[SHORT EXERCISE] Using the material that follows, identify and copy each line with the string "Sensitivity".

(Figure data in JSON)
====

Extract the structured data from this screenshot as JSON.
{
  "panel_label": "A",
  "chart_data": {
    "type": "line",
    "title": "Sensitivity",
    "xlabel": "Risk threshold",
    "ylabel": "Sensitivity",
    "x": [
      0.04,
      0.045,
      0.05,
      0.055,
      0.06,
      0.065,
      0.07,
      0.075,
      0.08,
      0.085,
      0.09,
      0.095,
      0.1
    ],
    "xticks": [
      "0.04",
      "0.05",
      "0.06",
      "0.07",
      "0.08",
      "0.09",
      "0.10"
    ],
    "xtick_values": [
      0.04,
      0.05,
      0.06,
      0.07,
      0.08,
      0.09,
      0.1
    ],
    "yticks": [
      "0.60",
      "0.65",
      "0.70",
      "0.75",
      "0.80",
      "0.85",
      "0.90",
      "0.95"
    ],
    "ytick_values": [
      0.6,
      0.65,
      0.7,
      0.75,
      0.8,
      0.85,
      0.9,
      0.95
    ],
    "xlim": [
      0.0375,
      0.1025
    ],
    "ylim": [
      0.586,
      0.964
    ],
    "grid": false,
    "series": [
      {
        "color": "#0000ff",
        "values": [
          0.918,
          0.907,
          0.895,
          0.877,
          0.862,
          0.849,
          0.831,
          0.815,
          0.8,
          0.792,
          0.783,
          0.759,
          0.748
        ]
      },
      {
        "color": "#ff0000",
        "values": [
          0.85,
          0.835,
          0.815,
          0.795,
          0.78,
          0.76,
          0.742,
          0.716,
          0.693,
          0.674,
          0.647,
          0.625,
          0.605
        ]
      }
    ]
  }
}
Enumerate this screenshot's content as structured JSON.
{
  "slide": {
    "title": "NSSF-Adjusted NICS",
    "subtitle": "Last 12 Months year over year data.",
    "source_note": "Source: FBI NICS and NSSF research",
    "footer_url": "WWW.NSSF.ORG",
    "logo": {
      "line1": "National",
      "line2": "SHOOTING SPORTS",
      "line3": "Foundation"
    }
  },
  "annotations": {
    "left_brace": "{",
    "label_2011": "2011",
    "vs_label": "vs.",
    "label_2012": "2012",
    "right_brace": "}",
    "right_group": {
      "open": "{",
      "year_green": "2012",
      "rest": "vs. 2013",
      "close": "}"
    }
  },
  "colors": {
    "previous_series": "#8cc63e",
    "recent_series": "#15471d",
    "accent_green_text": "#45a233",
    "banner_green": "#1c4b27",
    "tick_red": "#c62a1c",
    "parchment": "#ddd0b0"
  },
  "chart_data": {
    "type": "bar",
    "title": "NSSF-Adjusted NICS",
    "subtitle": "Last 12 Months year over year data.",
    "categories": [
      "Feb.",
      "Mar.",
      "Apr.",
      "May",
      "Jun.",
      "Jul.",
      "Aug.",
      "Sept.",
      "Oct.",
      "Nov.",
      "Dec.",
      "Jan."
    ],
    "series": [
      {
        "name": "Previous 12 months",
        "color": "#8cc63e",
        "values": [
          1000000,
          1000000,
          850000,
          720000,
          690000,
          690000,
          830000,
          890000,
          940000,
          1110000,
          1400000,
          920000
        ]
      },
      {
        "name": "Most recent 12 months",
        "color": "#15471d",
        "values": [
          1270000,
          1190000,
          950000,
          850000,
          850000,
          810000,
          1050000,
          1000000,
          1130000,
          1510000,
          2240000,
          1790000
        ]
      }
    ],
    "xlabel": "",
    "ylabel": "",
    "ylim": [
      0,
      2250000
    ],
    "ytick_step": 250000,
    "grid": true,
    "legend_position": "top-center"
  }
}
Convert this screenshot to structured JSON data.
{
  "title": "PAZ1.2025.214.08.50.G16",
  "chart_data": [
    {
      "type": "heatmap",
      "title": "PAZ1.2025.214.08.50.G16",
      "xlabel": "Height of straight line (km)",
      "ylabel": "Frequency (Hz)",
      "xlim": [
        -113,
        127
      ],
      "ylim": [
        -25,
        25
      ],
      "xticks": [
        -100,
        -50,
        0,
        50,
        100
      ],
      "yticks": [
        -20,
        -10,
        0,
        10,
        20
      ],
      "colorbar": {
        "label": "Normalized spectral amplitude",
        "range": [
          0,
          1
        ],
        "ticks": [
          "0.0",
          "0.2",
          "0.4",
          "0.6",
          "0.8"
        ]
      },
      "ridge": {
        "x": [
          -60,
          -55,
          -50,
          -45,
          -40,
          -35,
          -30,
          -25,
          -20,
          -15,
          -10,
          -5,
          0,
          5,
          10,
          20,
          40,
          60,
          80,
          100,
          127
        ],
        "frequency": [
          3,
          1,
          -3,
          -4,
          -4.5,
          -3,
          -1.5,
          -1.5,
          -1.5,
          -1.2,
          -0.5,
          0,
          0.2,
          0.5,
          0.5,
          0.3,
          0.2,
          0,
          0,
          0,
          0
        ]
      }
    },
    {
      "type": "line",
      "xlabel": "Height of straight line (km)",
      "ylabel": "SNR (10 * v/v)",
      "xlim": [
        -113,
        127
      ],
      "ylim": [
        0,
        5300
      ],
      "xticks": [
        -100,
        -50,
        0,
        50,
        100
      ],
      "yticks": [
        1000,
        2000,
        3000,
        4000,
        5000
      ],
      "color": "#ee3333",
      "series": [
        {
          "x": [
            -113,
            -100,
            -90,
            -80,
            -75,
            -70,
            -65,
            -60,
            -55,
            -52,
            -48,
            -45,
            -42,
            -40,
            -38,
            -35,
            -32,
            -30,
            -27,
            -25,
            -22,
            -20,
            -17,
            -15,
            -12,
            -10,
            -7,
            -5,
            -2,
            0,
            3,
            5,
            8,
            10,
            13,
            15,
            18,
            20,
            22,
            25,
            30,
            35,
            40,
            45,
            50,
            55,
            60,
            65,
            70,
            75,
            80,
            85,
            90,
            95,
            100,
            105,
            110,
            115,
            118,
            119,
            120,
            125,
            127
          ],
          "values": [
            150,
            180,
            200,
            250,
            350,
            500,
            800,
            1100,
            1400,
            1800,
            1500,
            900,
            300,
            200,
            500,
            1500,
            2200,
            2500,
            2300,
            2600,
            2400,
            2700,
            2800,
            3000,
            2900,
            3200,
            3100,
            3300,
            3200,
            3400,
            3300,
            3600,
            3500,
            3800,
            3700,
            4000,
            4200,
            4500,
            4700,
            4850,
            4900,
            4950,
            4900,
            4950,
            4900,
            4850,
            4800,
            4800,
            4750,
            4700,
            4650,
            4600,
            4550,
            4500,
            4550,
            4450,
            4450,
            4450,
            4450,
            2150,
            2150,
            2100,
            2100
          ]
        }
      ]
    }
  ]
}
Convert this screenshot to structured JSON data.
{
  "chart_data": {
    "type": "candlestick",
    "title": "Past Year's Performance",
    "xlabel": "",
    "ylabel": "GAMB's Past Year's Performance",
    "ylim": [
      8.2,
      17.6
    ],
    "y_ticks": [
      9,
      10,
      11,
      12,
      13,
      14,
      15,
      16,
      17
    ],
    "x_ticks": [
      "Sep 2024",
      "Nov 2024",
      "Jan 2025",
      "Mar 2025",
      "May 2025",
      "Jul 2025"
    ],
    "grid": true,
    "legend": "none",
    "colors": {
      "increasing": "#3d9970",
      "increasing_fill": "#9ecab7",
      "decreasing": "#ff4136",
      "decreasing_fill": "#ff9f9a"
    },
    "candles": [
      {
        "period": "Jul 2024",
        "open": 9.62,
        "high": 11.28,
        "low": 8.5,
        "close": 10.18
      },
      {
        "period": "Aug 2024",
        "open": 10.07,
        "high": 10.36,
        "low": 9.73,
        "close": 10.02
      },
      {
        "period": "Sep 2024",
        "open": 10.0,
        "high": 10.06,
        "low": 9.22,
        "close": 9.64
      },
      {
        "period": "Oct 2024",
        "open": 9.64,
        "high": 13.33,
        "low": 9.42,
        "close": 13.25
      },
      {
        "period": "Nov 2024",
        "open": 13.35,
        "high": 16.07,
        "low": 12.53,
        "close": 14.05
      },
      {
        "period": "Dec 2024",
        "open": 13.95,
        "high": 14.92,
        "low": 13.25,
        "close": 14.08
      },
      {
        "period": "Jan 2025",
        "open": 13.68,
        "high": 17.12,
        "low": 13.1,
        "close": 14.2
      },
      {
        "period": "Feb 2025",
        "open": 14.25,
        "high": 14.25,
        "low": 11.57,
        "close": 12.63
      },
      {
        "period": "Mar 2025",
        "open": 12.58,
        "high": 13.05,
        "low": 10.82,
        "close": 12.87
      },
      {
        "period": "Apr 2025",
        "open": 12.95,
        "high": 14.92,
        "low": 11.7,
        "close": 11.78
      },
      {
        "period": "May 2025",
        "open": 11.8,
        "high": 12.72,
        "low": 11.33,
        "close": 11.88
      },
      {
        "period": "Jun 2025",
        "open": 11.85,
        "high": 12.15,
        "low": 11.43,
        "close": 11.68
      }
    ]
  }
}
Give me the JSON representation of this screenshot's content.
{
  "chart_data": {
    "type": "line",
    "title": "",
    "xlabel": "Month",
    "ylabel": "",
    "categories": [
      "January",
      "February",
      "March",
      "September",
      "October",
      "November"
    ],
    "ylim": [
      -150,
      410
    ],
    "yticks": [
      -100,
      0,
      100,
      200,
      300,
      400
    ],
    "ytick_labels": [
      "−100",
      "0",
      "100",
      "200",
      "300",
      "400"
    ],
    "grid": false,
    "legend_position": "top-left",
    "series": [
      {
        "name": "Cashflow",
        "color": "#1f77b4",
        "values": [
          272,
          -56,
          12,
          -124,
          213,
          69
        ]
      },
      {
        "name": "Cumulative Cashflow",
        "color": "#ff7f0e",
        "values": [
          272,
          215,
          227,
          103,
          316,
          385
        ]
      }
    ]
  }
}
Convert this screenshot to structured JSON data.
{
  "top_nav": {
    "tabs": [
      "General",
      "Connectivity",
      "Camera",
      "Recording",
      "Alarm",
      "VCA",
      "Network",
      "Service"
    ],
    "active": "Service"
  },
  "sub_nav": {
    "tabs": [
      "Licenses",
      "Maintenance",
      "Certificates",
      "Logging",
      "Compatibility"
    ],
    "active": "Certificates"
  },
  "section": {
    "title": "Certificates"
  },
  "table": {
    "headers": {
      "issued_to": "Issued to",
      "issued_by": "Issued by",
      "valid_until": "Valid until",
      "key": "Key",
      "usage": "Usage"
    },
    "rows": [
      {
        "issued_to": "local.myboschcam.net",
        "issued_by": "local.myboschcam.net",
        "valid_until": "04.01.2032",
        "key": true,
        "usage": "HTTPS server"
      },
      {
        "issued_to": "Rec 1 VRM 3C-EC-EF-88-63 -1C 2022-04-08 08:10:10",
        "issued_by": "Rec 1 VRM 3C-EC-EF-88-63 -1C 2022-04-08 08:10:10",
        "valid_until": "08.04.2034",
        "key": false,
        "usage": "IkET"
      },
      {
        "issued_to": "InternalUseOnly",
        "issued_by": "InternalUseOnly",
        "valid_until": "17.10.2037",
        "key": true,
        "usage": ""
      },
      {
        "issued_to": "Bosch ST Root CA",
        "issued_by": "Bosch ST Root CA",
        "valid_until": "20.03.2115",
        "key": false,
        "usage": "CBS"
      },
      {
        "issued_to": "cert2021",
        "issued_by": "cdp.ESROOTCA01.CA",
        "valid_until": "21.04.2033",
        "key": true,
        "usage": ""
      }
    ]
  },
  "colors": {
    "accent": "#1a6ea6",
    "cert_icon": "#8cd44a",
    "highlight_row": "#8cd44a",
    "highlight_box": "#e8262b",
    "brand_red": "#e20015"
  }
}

====

[TASK RESPONSE]
    "title": "Sensitivity",
    "ylabel": "Sensitivity",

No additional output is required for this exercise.